** BEGIN Materials provided **

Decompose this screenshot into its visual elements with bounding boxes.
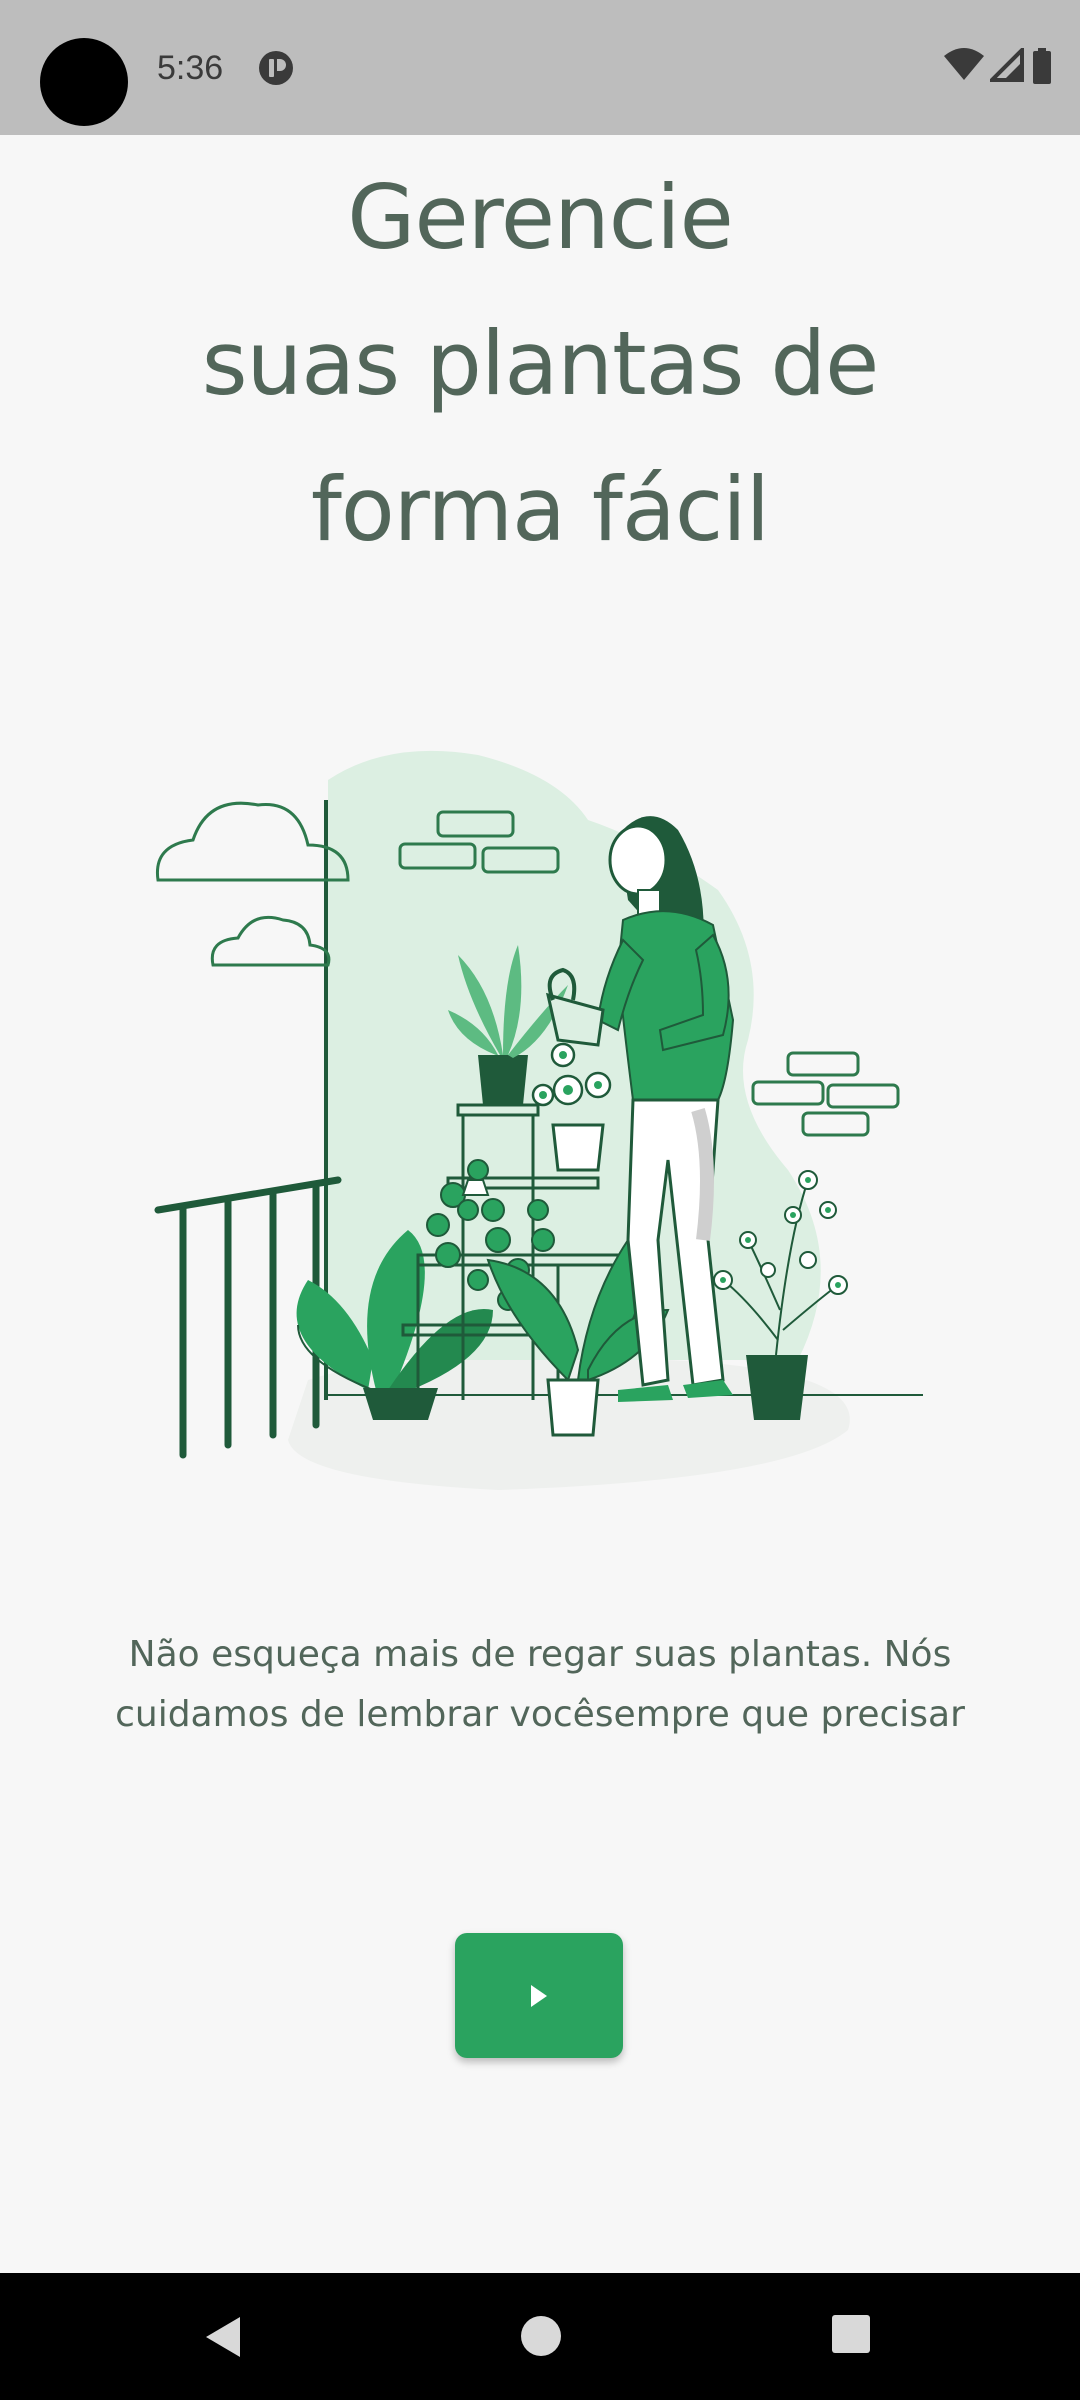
headline-line-1: Gerencie (347, 166, 733, 269)
back-icon[interactable] (200, 2313, 248, 2361)
system-navigation-bar (0, 2273, 1080, 2400)
battery-icon (1033, 48, 1051, 84)
headline-line-2: suas plantas de (201, 312, 880, 415)
page-title: Gerencie suas plantas de forma fácil (0, 145, 1080, 583)
signal-icon (990, 48, 1024, 82)
status-time: 5:36 (157, 49, 224, 87)
status-bar: 5:36 (0, 0, 1080, 135)
home-icon[interactable] (518, 2313, 564, 2359)
next-button[interactable] (455, 1933, 623, 2058)
play-arrow-icon (531, 1984, 547, 2007)
camera-cutout (40, 38, 128, 126)
recents-icon[interactable] (830, 2313, 872, 2355)
onboarding-description: Não esqueça mais de regar suas plantas. … (115, 1634, 965, 1735)
notification-app-icon (259, 51, 293, 85)
headline-line-3: forma fácil (310, 458, 770, 561)
wifi-icon (944, 48, 984, 80)
plant-care-illustration (154, 750, 923, 1490)
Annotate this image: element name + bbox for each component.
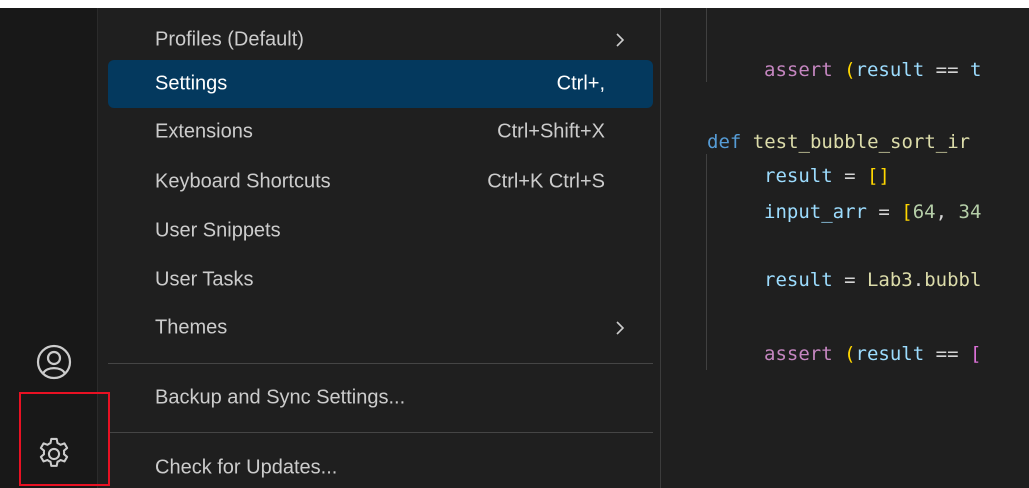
menu-separator [108,363,653,364]
menu-item-profiles[interactable]: Profiles (Default) [108,16,653,64]
menu-item-themes[interactable]: Themes [108,304,653,352]
chevron-right-icon [616,33,625,47]
menu-item-label: Keyboard Shortcuts [155,170,331,193]
menu-item-shortcut: Ctrl+, [556,72,605,95]
menu-item-label: User Snippets [155,219,281,242]
code-line: input_arr = [64, 34 [764,201,982,223]
menu-item-extensions[interactable]: Extensions Ctrl+Shift+X [108,108,653,156]
code-line: assert (result == [ [764,343,982,365]
menu-item-backup-sync[interactable]: Backup and Sync Settings... [108,374,653,422]
manage-menu: Profiles (Default) Settings Ctrl+, Exten… [98,8,661,488]
code-line: assert (result == t [764,59,982,81]
indent-guide [706,8,707,82]
menu-item-label: Check for Updates... [155,456,338,479]
menu-item-check-updates[interactable]: Check for Updates... [108,444,653,488]
chevron-right-icon [616,321,625,335]
menu-item-keyboard-shortcuts[interactable]: Keyboard Shortcuts Ctrl+K Ctrl+S [108,158,653,206]
menu-item-label: Extensions [155,120,253,143]
vscode-workbench: Profiles (Default) Settings Ctrl+, Exten… [0,8,1029,488]
activity-bar [0,8,98,488]
code-line: def test_bubble_sort_ir [707,131,971,153]
indent-guide [706,154,707,370]
screen: Profiles (Default) Settings Ctrl+, Exten… [0,0,1029,488]
menu-separator [108,432,653,433]
menu-item-shortcut: Ctrl+Shift+X [497,120,605,143]
menu-item-label: Profiles (Default) [155,28,304,51]
menu-item-label: User Tasks [155,268,254,291]
code-editor[interactable]: assert (result == t def test_bubble_sort… [661,8,1029,488]
account-icon[interactable] [30,338,78,386]
menu-item-settings[interactable]: Settings Ctrl+, [108,60,653,108]
gear-icon[interactable] [30,430,78,478]
menu-item-label: Backup and Sync Settings... [155,386,406,409]
code-line: result = Lab3.bubbl [764,269,982,291]
menu-item-shortcut: Ctrl+K Ctrl+S [487,170,605,193]
menu-item-user-snippets[interactable]: User Snippets [108,207,653,255]
menu-item-user-tasks[interactable]: User Tasks [108,256,653,304]
menu-item-label: Settings [155,72,228,95]
menu-item-label: Themes [155,316,228,339]
code-line: result = [] [764,165,890,187]
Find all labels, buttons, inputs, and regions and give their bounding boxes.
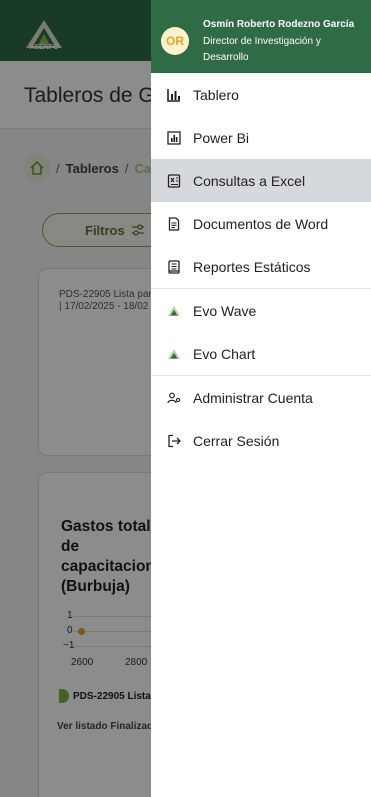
menu-item-tablero[interactable]: Tablero [151,73,371,116]
logout-icon [167,434,181,448]
user-name: Osmín Roberto Rodezno García [203,19,355,30]
drawer-menu: Tablero Power Bi Consultas a Excel Docum… [151,73,371,462]
account-settings-icon [167,391,181,405]
power-bi-icon [167,130,181,145]
evo-logo-icon [167,347,181,361]
side-drawer: OR Osmín Roberto Rodezno García Director… [151,0,371,797]
menu-item-cerrar-sesion[interactable]: Cerrar Sesión [151,419,371,462]
menu-item-label: Administrar Cuenta [193,389,313,406]
report-icon [167,259,181,274]
menu-item-label: Consultas a Excel [193,172,306,189]
menu-item-label: Tablero [193,86,239,103]
menu-item-label: Cerrar Sesión [193,432,280,449]
menu-item-label: Documentos de Word [193,215,329,232]
excel-icon [167,173,181,188]
menu-item-consultas-excel[interactable]: Consultas a Excel [151,159,371,202]
menu-item-label: Evo Wave [193,302,257,319]
menu-item-label: Power Bi [193,129,250,146]
menu-item-administrar-cuenta[interactable]: Administrar Cuenta [151,376,371,419]
menu-item-evo-wave[interactable]: Evo Wave [151,289,371,332]
menu-item-label: Reportes Estáticos [193,258,311,275]
menu-item-evo-chart[interactable]: Evo Chart [151,332,371,375]
menu-item-power-bi[interactable]: Power Bi [151,116,371,159]
avatar: OR [161,27,189,55]
menu-item-reportes-estaticos[interactable]: Reportes Estáticos [151,245,371,288]
menu-item-documentos-word[interactable]: Documentos de Word [151,202,371,245]
evo-logo-icon [167,304,181,318]
menu-item-label: Evo Chart [193,345,256,362]
drawer-header: OR Osmín Roberto Rodezno García Director… [151,0,371,73]
document-icon [167,216,181,231]
user-role: Director de Investigación y Desarrollo [203,36,321,63]
bar-chart-icon [167,88,181,102]
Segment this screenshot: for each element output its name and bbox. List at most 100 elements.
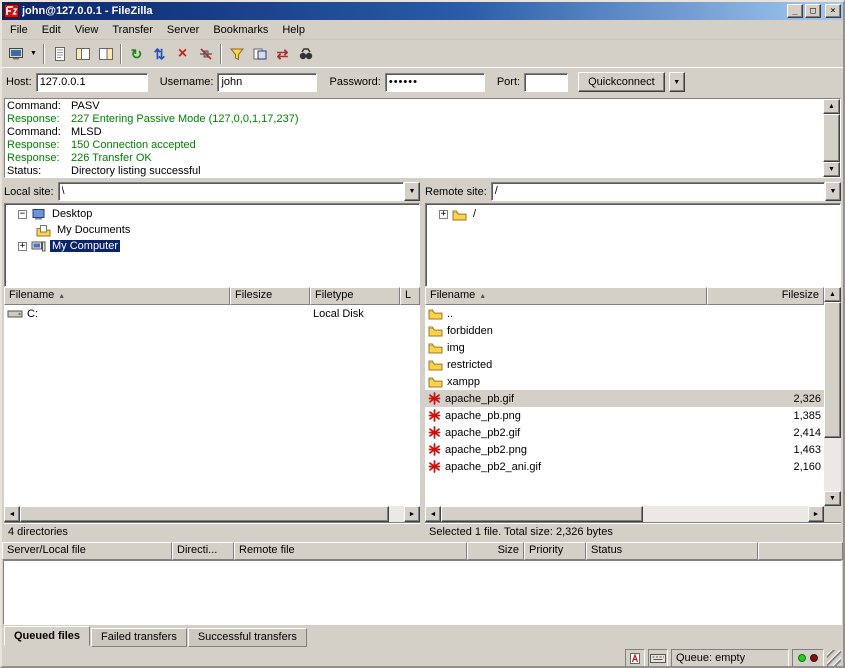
file-name: ..	[447, 308, 453, 320]
remote-file-row[interactable]: apache_pb2.png 1,463	[425, 441, 824, 458]
log-label: Command:	[7, 100, 71, 113]
password-input[interactable]	[385, 73, 485, 92]
scrollbar-thumb[interactable]	[824, 302, 841, 438]
remote-file-row[interactable]: ..	[425, 305, 824, 322]
username-input[interactable]	[217, 73, 317, 92]
queue-column-size[interactable]: Size	[467, 542, 524, 560]
find-files-button[interactable]	[294, 43, 317, 65]
queue-column-direction[interactable]: Directi...	[172, 542, 234, 560]
tree-item-my-computer[interactable]: + My Computer	[6, 238, 418, 254]
filter-button[interactable]	[225, 43, 248, 65]
local-tree-toggle-button[interactable]	[71, 43, 94, 65]
port-input[interactable]	[524, 73, 568, 92]
scroll-left-icon[interactable]: ◄	[4, 506, 20, 522]
expand-icon[interactable]: +	[439, 210, 448, 219]
local-file-row[interactable]: C: Local Disk	[4, 305, 420, 322]
minimize-button[interactable]: _	[787, 4, 803, 18]
refresh-button[interactable]: ↻	[125, 43, 148, 65]
remote-vertical-scrollbar[interactable]: ▲ ▼	[824, 287, 841, 506]
disconnect-button[interactable]	[194, 43, 217, 65]
site-manager-dropdown-button[interactable]: ▼	[27, 43, 40, 65]
scrollbar-thumb[interactable]	[20, 506, 389, 522]
remote-file-row[interactable]: apache_pb2_ani.gif 2,160	[425, 458, 824, 475]
maximize-button[interactable]: □	[805, 4, 821, 18]
expand-icon[interactable]: +	[18, 242, 27, 251]
menu-file[interactable]: File	[3, 22, 35, 38]
remote-file-row[interactable]: restricted	[425, 356, 824, 373]
sync-browse-icon: ⇄	[277, 47, 289, 61]
scroll-left-icon[interactable]: ◄	[425, 506, 441, 522]
tab-queued-files[interactable]: Queued files	[4, 626, 90, 646]
scroll-right-icon[interactable]: ►	[808, 506, 824, 522]
tree-item-desktop[interactable]: − Desktop	[6, 206, 418, 222]
queue-column-priority[interactable]: Priority	[524, 542, 586, 560]
scroll-up-icon[interactable]: ▲	[824, 287, 841, 302]
column-header-filesize[interactable]: Filesize	[707, 287, 824, 305]
remote-file-row[interactable]: xampp	[425, 373, 824, 390]
tab-successful-transfers[interactable]: Successful transfers	[188, 628, 307, 647]
scroll-down-icon[interactable]: ▼	[823, 162, 840, 177]
tree-item-my-documents[interactable]: My Documents	[6, 222, 418, 238]
column-header-filetype[interactable]: Filetype	[310, 287, 400, 305]
quickconnect-dropdown-button[interactable]: ▼	[669, 72, 685, 92]
remote-tree-icon	[98, 46, 114, 62]
local-site-input[interactable]	[58, 182, 404, 201]
remote-horizontal-scrollbar[interactable]: ◄ ►	[425, 506, 841, 522]
tab-failed-transfers[interactable]: Failed transfers	[91, 628, 187, 647]
collapse-icon[interactable]: −	[18, 210, 27, 219]
remote-file-row[interactable]: apache_pb2.gif 2,414	[425, 424, 824, 441]
remote-file-row[interactable]: apache_pb.png 1,385	[425, 407, 824, 424]
message-log-toggle-button[interactable]	[48, 43, 71, 65]
remote-site-input[interactable]	[491, 182, 825, 201]
menu-edit[interactable]: Edit	[35, 22, 68, 38]
remote-file-row[interactable]: img	[425, 339, 824, 356]
local-horizontal-scrollbar[interactable]: ◄ ►	[4, 506, 420, 522]
local-file-list: C: Local Disk	[4, 305, 420, 506]
resize-grip[interactable]	[827, 650, 841, 666]
local-site-dropdown-button[interactable]: ▼	[404, 182, 420, 201]
queue-column-remote-file[interactable]: Remote file	[234, 542, 467, 560]
remote-file-row-selected[interactable]: apache_pb.gif 2,326	[425, 390, 824, 407]
menu-transfer[interactable]: Transfer	[105, 22, 160, 38]
status-bar: Queue: empty	[2, 647, 843, 668]
column-header-filename[interactable]: Filename▲	[4, 287, 230, 305]
cancel-button[interactable]: ×	[171, 43, 194, 65]
remote-site-dropdown-button[interactable]: ▼	[825, 182, 841, 201]
log-label: Response:	[7, 152, 71, 165]
remote-tree-toggle-button[interactable]	[94, 43, 117, 65]
remote-site-combobox: ▼	[491, 182, 841, 202]
directory-comparison-button[interactable]	[248, 43, 271, 65]
remote-file-row[interactable]: forbidden	[425, 322, 824, 339]
synchronized-browsing-button[interactable]: ⇄	[271, 43, 294, 65]
queue-column-server-local-file[interactable]: Server/Local file	[2, 542, 172, 560]
apache-file-icon	[428, 392, 441, 405]
column-header-filesize[interactable]: Filesize	[230, 287, 310, 305]
log-scrollbar[interactable]: ▲ ▼	[823, 99, 840, 177]
quickconnect-bar: Host: Username: Password: Port: Quickcon…	[2, 67, 843, 96]
host-input[interactable]	[36, 73, 148, 92]
queue-list[interactable]	[3, 560, 842, 625]
menu-help[interactable]: Help	[275, 22, 312, 38]
quickconnect-button[interactable]: Quickconnect	[578, 72, 665, 92]
file-name: apache_pb.gif	[445, 393, 514, 405]
queue-column-status[interactable]: Status	[586, 542, 758, 560]
column-header-last-modified[interactable]: L	[400, 287, 420, 305]
tree-item-root[interactable]: + /	[427, 206, 839, 222]
titlebar: john@127.0.0.1 - FileZilla _ □ ×	[2, 2, 843, 20]
scroll-up-icon[interactable]: ▲	[823, 99, 840, 114]
scrollbar-thumb[interactable]	[823, 114, 840, 162]
folder-icon	[452, 208, 467, 221]
process-queue-button[interactable]: ⇅	[148, 43, 171, 65]
menu-server[interactable]: Server	[160, 22, 206, 38]
scroll-right-icon[interactable]: ►	[404, 506, 420, 522]
menu-bookmarks[interactable]: Bookmarks	[206, 22, 275, 38]
local-list-header: Filename▲ Filesize Filetype L	[4, 287, 420, 305]
remote-list-header: Filename▲ Filesize	[425, 287, 824, 305]
close-button[interactable]: ×	[825, 4, 841, 18]
scrollbar-thumb[interactable]	[441, 506, 643, 522]
file-name: C:	[27, 308, 38, 320]
column-header-filename[interactable]: Filename▲	[425, 287, 707, 305]
menu-view[interactable]: View	[68, 22, 106, 38]
site-manager-button[interactable]	[4, 43, 27, 65]
scroll-down-icon[interactable]: ▼	[824, 491, 841, 506]
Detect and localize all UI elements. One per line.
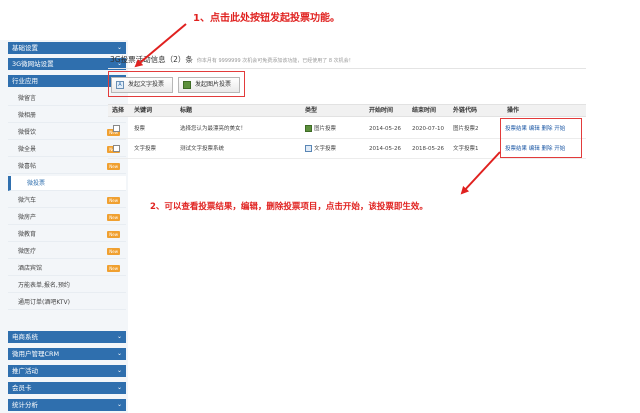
annotation-arrows (134, 23, 501, 195)
arrow-to-actions (460, 151, 501, 195)
arrow-to-buttons (134, 23, 187, 68)
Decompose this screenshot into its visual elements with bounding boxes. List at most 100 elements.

** END Materials provided **

• [Work instructions]: Pull out each line of the material above that contains the string "tree". Count a match only when its capitalization is identical.

• [Answer in full]:
tree-item-my-computer[interactable]: + My Computer	[6, 238, 418, 254]
local-tree-toggle-button[interactable]	[71, 43, 94, 65]
tree-item-desktop[interactable]: − Desktop	[6, 206, 418, 222]
tree-item-my-documents[interactable]: My Documents	[6, 222, 418, 238]
remote-tree-icon	[98, 46, 114, 62]
remote-tree-toggle-button[interactable]	[94, 43, 117, 65]
tree-item-root[interactable]: + /	[427, 206, 839, 222]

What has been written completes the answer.